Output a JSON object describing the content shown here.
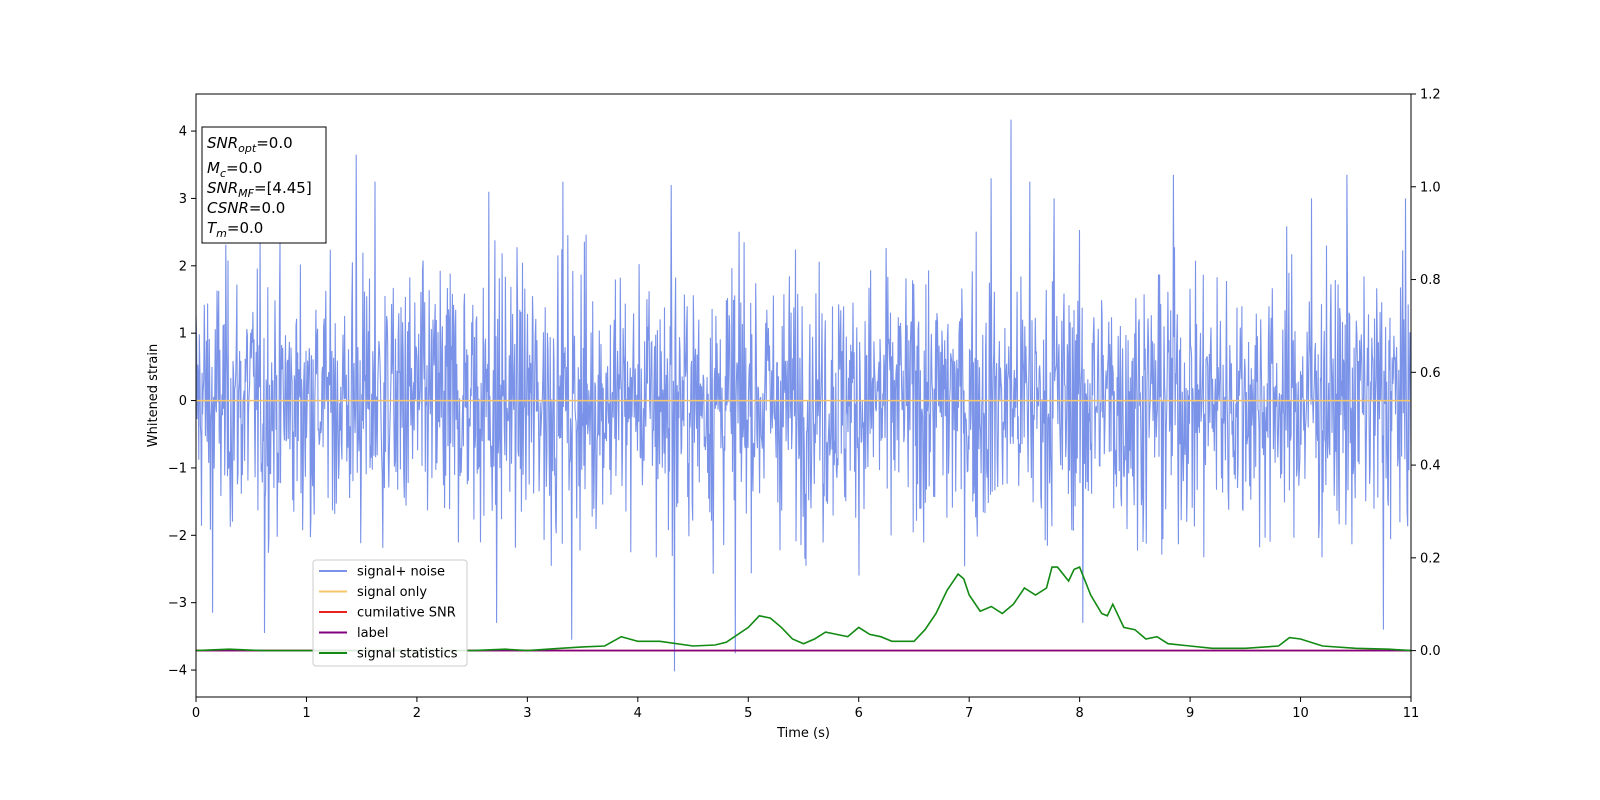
{
  "chart_data": {
    "type": "line",
    "title": "",
    "xlabel": "Time (s)",
    "ylabel": "Whitened strain",
    "xlim": [
      0,
      11
    ],
    "ylim_left": [
      -4.4,
      4.55
    ],
    "ylim_right": [
      -0.1,
      1.2
    ],
    "x_ticks": [
      0,
      1,
      2,
      3,
      4,
      5,
      6,
      7,
      8,
      9,
      10,
      11
    ],
    "x_tick_labels": [
      "0",
      "1",
      "2",
      "3",
      "4",
      "5",
      "6",
      "7",
      "8",
      "9",
      "10",
      "11"
    ],
    "y_left_ticks": [
      -4,
      -3,
      -2,
      -1,
      0,
      1,
      2,
      3,
      4
    ],
    "y_left_tick_labels": [
      "−4",
      "−3",
      "−2",
      "−1",
      "0",
      "1",
      "2",
      "3",
      "4"
    ],
    "y_right_ticks": [
      0.0,
      0.2,
      0.4,
      0.6,
      0.8,
      1.0,
      1.2
    ],
    "y_right_tick_labels": [
      "0.0",
      "0.2",
      "0.4",
      "0.6",
      "0.8",
      "1.0",
      "1.2"
    ],
    "grid": false,
    "legend_position": "lower-left",
    "annotation": {
      "lines": [
        {
          "base": "SNR",
          "sub": "opt",
          "rest": "=0.0"
        },
        {
          "base": "M",
          "sub": "c",
          "rest": "=0.0"
        },
        {
          "base": "SNR",
          "sub": "MF",
          "rest": "=[4.45]"
        },
        {
          "base": "CSNR",
          "sub": "",
          "rest": "=0.0"
        },
        {
          "base": "T",
          "sub": "m",
          "rest": "=0.0"
        }
      ]
    },
    "series": [
      {
        "name": "signal+ noise",
        "axis": "left",
        "color": "#7a93e8",
        "noise": {
          "sigma": 1.0,
          "typical_range": [
            -2.6,
            2.6
          ],
          "samples": 2200
        },
        "spikes": [
          {
            "x": 1.45,
            "y": 3.65
          },
          {
            "x": 7.38,
            "y": 4.17
          },
          {
            "x": 4.33,
            "y": -4.02
          },
          {
            "x": 4.88,
            "y": -3.75
          },
          {
            "x": 0.62,
            "y": -3.45
          },
          {
            "x": 3.4,
            "y": -3.55
          },
          {
            "x": 1.62,
            "y": 3.25
          },
          {
            "x": 3.32,
            "y": 3.25
          },
          {
            "x": 7.2,
            "y": 3.3
          },
          {
            "x": 7.55,
            "y": 3.25
          },
          {
            "x": 8.85,
            "y": 3.35
          },
          {
            "x": 10.42,
            "y": 3.35
          },
          {
            "x": 10.75,
            "y": -3.4
          },
          {
            "x": 8.03,
            "y": -3.3
          },
          {
            "x": 2.72,
            "y": -3.3
          },
          {
            "x": 0.15,
            "y": -3.15
          },
          {
            "x": 4.3,
            "y": 3.2
          },
          {
            "x": 7.77,
            "y": 3.0
          },
          {
            "x": 10.95,
            "y": 3.0
          },
          {
            "x": 10.1,
            "y": 3.0
          },
          {
            "x": 2.65,
            "y": 3.1
          }
        ]
      },
      {
        "name": "signal only",
        "axis": "left",
        "color": "#f5c56a",
        "x": [
          0,
          11
        ],
        "y": [
          0,
          0
        ]
      },
      {
        "name": "cumilative SNR",
        "axis": "right",
        "color": "#e8231e",
        "x": [
          0,
          11
        ],
        "y": [
          0,
          0
        ]
      },
      {
        "name": "label",
        "axis": "right",
        "color": "#800080",
        "x": [
          0,
          11
        ],
        "y": [
          0,
          0
        ]
      },
      {
        "name": "signal statistics",
        "axis": "right",
        "color": "#138a14",
        "x": [
          0,
          0.3,
          0.6,
          1.0,
          1.5,
          2.0,
          2.5,
          2.8,
          3.0,
          3.3,
          3.5,
          3.7,
          3.85,
          4.0,
          4.2,
          4.5,
          4.7,
          4.8,
          5.0,
          5.1,
          5.2,
          5.3,
          5.4,
          5.5,
          5.6,
          5.7,
          5.8,
          5.9,
          6.0,
          6.1,
          6.2,
          6.3,
          6.5,
          6.6,
          6.7,
          6.8,
          6.9,
          6.95,
          7.0,
          7.1,
          7.2,
          7.3,
          7.4,
          7.5,
          7.6,
          7.7,
          7.75,
          7.8,
          7.9,
          7.95,
          8.0,
          8.1,
          8.2,
          8.25,
          8.3,
          8.4,
          8.5,
          8.6,
          8.7,
          8.8,
          9.0,
          9.2,
          9.5,
          9.8,
          9.9,
          10.0,
          10.2,
          10.5,
          10.8,
          11.0
        ],
        "y": [
          0.0,
          0.003,
          0.0,
          0.0,
          0.0,
          0.0,
          0.0,
          0.003,
          0.0,
          0.005,
          0.008,
          0.01,
          0.03,
          0.02,
          0.02,
          0.01,
          0.012,
          0.018,
          0.05,
          0.075,
          0.07,
          0.05,
          0.025,
          0.015,
          0.025,
          0.04,
          0.035,
          0.03,
          0.05,
          0.035,
          0.03,
          0.02,
          0.02,
          0.045,
          0.08,
          0.13,
          0.165,
          0.155,
          0.12,
          0.085,
          0.095,
          0.08,
          0.1,
          0.135,
          0.12,
          0.135,
          0.18,
          0.18,
          0.15,
          0.175,
          0.18,
          0.12,
          0.08,
          0.075,
          0.1,
          0.05,
          0.045,
          0.025,
          0.03,
          0.015,
          0.01,
          0.005,
          0.005,
          0.01,
          0.028,
          0.025,
          0.01,
          0.005,
          0.003,
          0.0
        ]
      }
    ]
  }
}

## Task description:
Repeat the material above verbatim, with no pictures in the output.

## Solution below:
Output a JSON object describing the content shown here.
{
  "chart_data": {
    "type": "line",
    "title": "",
    "xlabel": "Time (s)",
    "ylabel": "Whitened strain",
    "xlim": [
      0,
      11
    ],
    "ylim_left": [
      -4.4,
      4.55
    ],
    "ylim_right": [
      -0.1,
      1.2
    ],
    "x_ticks": [
      0,
      1,
      2,
      3,
      4,
      5,
      6,
      7,
      8,
      9,
      10,
      11
    ],
    "x_tick_labels": [
      "0",
      "1",
      "2",
      "3",
      "4",
      "5",
      "6",
      "7",
      "8",
      "9",
      "10",
      "11"
    ],
    "y_left_ticks": [
      -4,
      -3,
      -2,
      -1,
      0,
      1,
      2,
      3,
      4
    ],
    "y_left_tick_labels": [
      "−4",
      "−3",
      "−2",
      "−1",
      "0",
      "1",
      "2",
      "3",
      "4"
    ],
    "y_right_ticks": [
      0.0,
      0.2,
      0.4,
      0.6,
      0.8,
      1.0,
      1.2
    ],
    "y_right_tick_labels": [
      "0.0",
      "0.2",
      "0.4",
      "0.6",
      "0.8",
      "1.0",
      "1.2"
    ],
    "grid": false,
    "legend_position": "lower-left",
    "annotation": {
      "lines": [
        {
          "base": "SNR",
          "sub": "opt",
          "rest": "=0.0"
        },
        {
          "base": "M",
          "sub": "c",
          "rest": "=0.0"
        },
        {
          "base": "SNR",
          "sub": "MF",
          "rest": "=[4.45]"
        },
        {
          "base": "CSNR",
          "sub": "",
          "rest": "=0.0"
        },
        {
          "base": "T",
          "sub": "m",
          "rest": "=0.0"
        }
      ]
    },
    "series": [
      {
        "name": "signal+ noise",
        "axis": "left",
        "color": "#7a93e8",
        "noise": {
          "sigma": 1.0,
          "typical_range": [
            -2.6,
            2.6
          ],
          "samples": 2200
        },
        "spikes": [
          {
            "x": 1.45,
            "y": 3.65
          },
          {
            "x": 7.38,
            "y": 4.17
          },
          {
            "x": 4.33,
            "y": -4.02
          },
          {
            "x": 4.88,
            "y": -3.75
          },
          {
            "x": 0.62,
            "y": -3.45
          },
          {
            "x": 3.4,
            "y": -3.55
          },
          {
            "x": 1.62,
            "y": 3.25
          },
          {
            "x": 3.32,
            "y": 3.25
          },
          {
            "x": 7.2,
            "y": 3.3
          },
          {
            "x": 7.55,
            "y": 3.25
          },
          {
            "x": 8.85,
            "y": 3.35
          },
          {
            "x": 10.42,
            "y": 3.35
          },
          {
            "x": 10.75,
            "y": -3.4
          },
          {
            "x": 8.03,
            "y": -3.3
          },
          {
            "x": 2.72,
            "y": -3.3
          },
          {
            "x": 0.15,
            "y": -3.15
          },
          {
            "x": 4.3,
            "y": 3.2
          },
          {
            "x": 7.77,
            "y": 3.0
          },
          {
            "x": 10.95,
            "y": 3.0
          },
          {
            "x": 10.1,
            "y": 3.0
          },
          {
            "x": 2.65,
            "y": 3.1
          }
        ]
      },
      {
        "name": "signal only",
        "axis": "left",
        "color": "#f5c56a",
        "x": [
          0,
          11
        ],
        "y": [
          0,
          0
        ]
      },
      {
        "name": "cumilative SNR",
        "axis": "right",
        "color": "#e8231e",
        "x": [
          0,
          11
        ],
        "y": [
          0,
          0
        ]
      },
      {
        "name": "label",
        "axis": "right",
        "color": "#800080",
        "x": [
          0,
          11
        ],
        "y": [
          0,
          0
        ]
      },
      {
        "name": "signal statistics",
        "axis": "right",
        "color": "#138a14",
        "x": [
          0,
          0.3,
          0.6,
          1.0,
          1.5,
          2.0,
          2.5,
          2.8,
          3.0,
          3.3,
          3.5,
          3.7,
          3.85,
          4.0,
          4.2,
          4.5,
          4.7,
          4.8,
          5.0,
          5.1,
          5.2,
          5.3,
          5.4,
          5.5,
          5.6,
          5.7,
          5.8,
          5.9,
          6.0,
          6.1,
          6.2,
          6.3,
          6.5,
          6.6,
          6.7,
          6.8,
          6.9,
          6.95,
          7.0,
          7.1,
          7.2,
          7.3,
          7.4,
          7.5,
          7.6,
          7.7,
          7.75,
          7.8,
          7.9,
          7.95,
          8.0,
          8.1,
          8.2,
          8.25,
          8.3,
          8.4,
          8.5,
          8.6,
          8.7,
          8.8,
          9.0,
          9.2,
          9.5,
          9.8,
          9.9,
          10.0,
          10.2,
          10.5,
          10.8,
          11.0
        ],
        "y": [
          0.0,
          0.003,
          0.0,
          0.0,
          0.0,
          0.0,
          0.0,
          0.003,
          0.0,
          0.005,
          0.008,
          0.01,
          0.03,
          0.02,
          0.02,
          0.01,
          0.012,
          0.018,
          0.05,
          0.075,
          0.07,
          0.05,
          0.025,
          0.015,
          0.025,
          0.04,
          0.035,
          0.03,
          0.05,
          0.035,
          0.03,
          0.02,
          0.02,
          0.045,
          0.08,
          0.13,
          0.165,
          0.155,
          0.12,
          0.085,
          0.095,
          0.08,
          0.1,
          0.135,
          0.12,
          0.135,
          0.18,
          0.18,
          0.15,
          0.175,
          0.18,
          0.12,
          0.08,
          0.075,
          0.1,
          0.05,
          0.045,
          0.025,
          0.03,
          0.015,
          0.01,
          0.005,
          0.005,
          0.01,
          0.028,
          0.025,
          0.01,
          0.005,
          0.003,
          0.0
        ]
      }
    ]
  }
}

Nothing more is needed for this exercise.